Dataset entries
* * *
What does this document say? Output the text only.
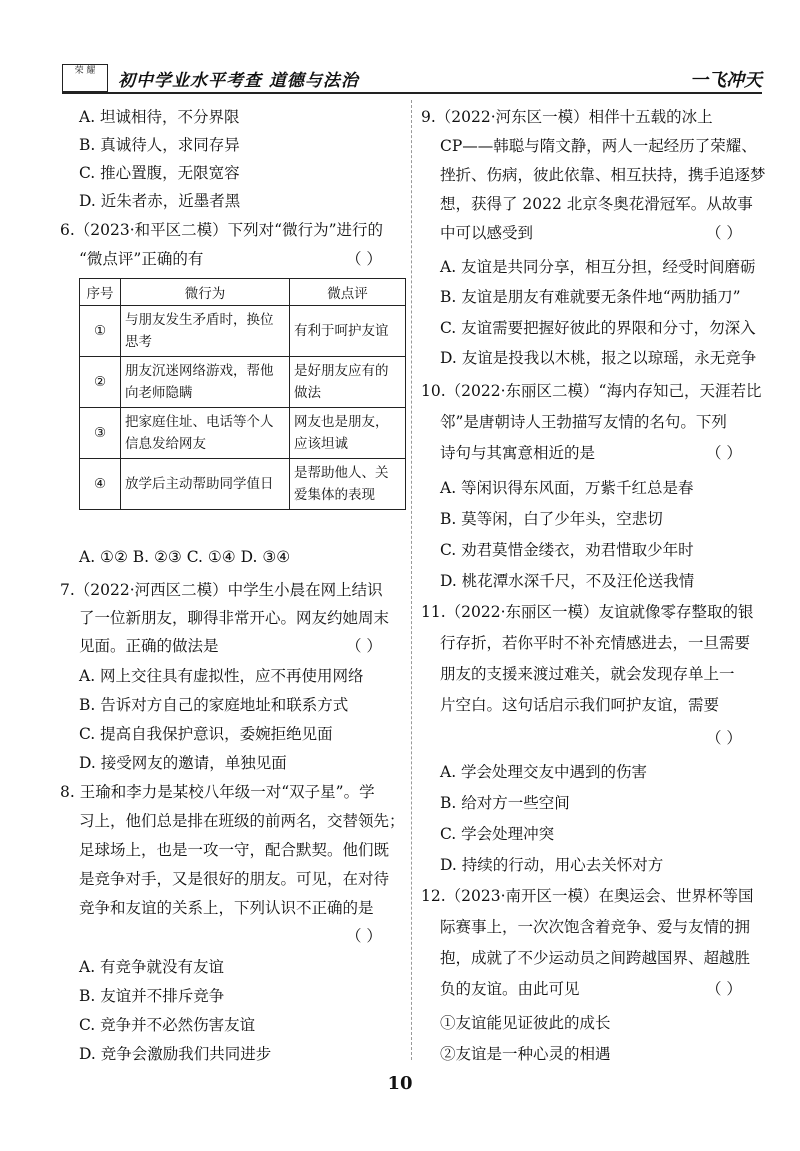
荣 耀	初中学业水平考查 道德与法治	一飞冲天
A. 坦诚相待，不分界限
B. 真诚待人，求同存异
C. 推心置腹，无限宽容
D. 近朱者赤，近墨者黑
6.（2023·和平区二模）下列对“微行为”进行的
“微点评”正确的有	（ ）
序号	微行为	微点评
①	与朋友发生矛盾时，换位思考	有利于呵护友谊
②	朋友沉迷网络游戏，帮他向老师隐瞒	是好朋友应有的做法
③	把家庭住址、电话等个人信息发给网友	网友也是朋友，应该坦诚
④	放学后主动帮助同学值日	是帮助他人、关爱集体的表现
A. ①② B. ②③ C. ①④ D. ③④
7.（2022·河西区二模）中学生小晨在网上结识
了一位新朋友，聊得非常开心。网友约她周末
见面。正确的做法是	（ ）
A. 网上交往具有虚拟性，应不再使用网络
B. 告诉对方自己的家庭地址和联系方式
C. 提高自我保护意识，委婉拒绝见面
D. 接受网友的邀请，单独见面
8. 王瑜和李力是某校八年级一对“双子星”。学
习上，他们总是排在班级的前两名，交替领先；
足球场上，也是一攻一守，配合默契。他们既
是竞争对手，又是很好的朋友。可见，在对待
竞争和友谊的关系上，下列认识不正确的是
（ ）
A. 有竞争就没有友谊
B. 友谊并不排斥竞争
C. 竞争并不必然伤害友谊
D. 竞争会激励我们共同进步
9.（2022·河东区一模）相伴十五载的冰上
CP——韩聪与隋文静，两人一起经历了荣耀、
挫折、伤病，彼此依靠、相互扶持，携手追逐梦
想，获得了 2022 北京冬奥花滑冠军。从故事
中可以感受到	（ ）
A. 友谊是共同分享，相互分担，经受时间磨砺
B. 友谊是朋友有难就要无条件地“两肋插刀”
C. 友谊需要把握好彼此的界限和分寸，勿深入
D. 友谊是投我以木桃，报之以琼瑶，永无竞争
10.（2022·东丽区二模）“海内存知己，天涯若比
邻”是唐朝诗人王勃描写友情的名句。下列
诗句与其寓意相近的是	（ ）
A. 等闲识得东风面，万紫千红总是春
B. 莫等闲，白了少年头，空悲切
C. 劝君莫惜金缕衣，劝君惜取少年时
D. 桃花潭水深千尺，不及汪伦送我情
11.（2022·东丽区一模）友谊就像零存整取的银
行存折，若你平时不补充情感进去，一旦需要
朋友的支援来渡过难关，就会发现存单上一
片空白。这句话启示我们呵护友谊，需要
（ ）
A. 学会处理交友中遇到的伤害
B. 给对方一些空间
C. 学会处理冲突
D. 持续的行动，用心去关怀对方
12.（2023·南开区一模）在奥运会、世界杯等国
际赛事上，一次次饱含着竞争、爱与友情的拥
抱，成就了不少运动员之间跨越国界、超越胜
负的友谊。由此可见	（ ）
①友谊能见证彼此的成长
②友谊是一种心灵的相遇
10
* * *
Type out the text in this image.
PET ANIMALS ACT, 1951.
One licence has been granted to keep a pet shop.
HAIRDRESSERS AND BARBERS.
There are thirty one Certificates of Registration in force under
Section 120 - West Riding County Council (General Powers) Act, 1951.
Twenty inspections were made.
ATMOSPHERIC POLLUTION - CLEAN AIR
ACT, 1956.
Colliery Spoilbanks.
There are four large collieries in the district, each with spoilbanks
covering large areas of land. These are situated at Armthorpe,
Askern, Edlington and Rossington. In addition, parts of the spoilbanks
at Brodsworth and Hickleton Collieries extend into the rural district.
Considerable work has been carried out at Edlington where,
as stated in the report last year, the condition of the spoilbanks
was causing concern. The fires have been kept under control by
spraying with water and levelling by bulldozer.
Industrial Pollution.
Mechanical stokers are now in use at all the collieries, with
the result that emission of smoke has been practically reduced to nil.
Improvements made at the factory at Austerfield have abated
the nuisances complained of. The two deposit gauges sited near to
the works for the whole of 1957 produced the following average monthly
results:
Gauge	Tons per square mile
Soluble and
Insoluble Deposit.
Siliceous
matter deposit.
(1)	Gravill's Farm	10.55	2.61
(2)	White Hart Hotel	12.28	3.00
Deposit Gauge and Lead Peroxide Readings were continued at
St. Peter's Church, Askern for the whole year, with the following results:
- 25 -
* * *
Go through the listing above and list every line that has the word "text".

§ The solution
What does this document say? Output the text only.
Type out the text in this image.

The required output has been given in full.